(EXERCISE DIRECTIONS)
Transcribe each of the records below exactly, excluding all pictures.
--------------------------------
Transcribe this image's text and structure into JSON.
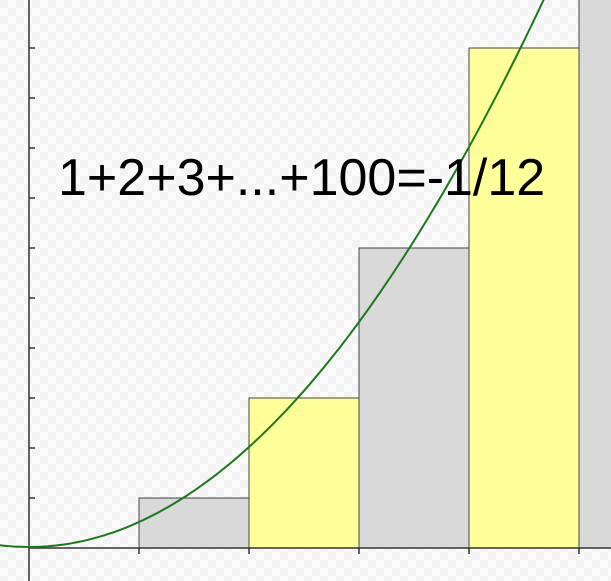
{
  "equation": "1+2+3+...+100=-1/12",
  "colors": {
    "yellow_fill": "#ffff99",
    "gray_fill": "#d9d9d9",
    "curve": "#1a7a1a",
    "axis": "#333333",
    "step_outline": "#444444"
  },
  "chart_data": {
    "type": "area",
    "description_free": true,
    "steps": [
      {
        "n": 1,
        "value": 1,
        "fill": "gray"
      },
      {
        "n": 2,
        "value": 3,
        "fill": "yellow"
      },
      {
        "n": 3,
        "value": 6,
        "fill": "gray"
      },
      {
        "n": 4,
        "value": 10,
        "fill": "yellow"
      },
      {
        "n": 5,
        "value": 15,
        "fill": "gray"
      }
    ],
    "curve": {
      "type": "parabola",
      "formula": "y = x^2 / 2"
    },
    "x_ticks": [
      1,
      2,
      3,
      4,
      5
    ],
    "y_ticks": [
      1,
      2,
      3,
      4,
      5,
      6,
      7,
      8,
      9,
      10,
      11
    ],
    "grid": false
  }
}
--------------------------------
(EXERCISE RESPONSE)
Transcribe this image's text and structure into JSON.
{
  "equation": "1+2+3+...+100=-1/12",
  "colors": {
    "yellow_fill": "#ffff99",
    "gray_fill": "#d9d9d9",
    "curve": "#1a7a1a",
    "axis": "#333333",
    "step_outline": "#444444"
  },
  "chart_data": {
    "type": "area",
    "description_free": true,
    "steps": [
      {
        "n": 1,
        "value": 1,
        "fill": "gray"
      },
      {
        "n": 2,
        "value": 3,
        "fill": "yellow"
      },
      {
        "n": 3,
        "value": 6,
        "fill": "gray"
      },
      {
        "n": 4,
        "value": 10,
        "fill": "yellow"
      },
      {
        "n": 5,
        "value": 15,
        "fill": "gray"
      }
    ],
    "curve": {
      "type": "parabola",
      "formula": "y = x^2 / 2"
    },
    "x_ticks": [
      1,
      2,
      3,
      4,
      5
    ],
    "y_ticks": [
      1,
      2,
      3,
      4,
      5,
      6,
      7,
      8,
      9,
      10,
      11
    ],
    "grid": false
  }
}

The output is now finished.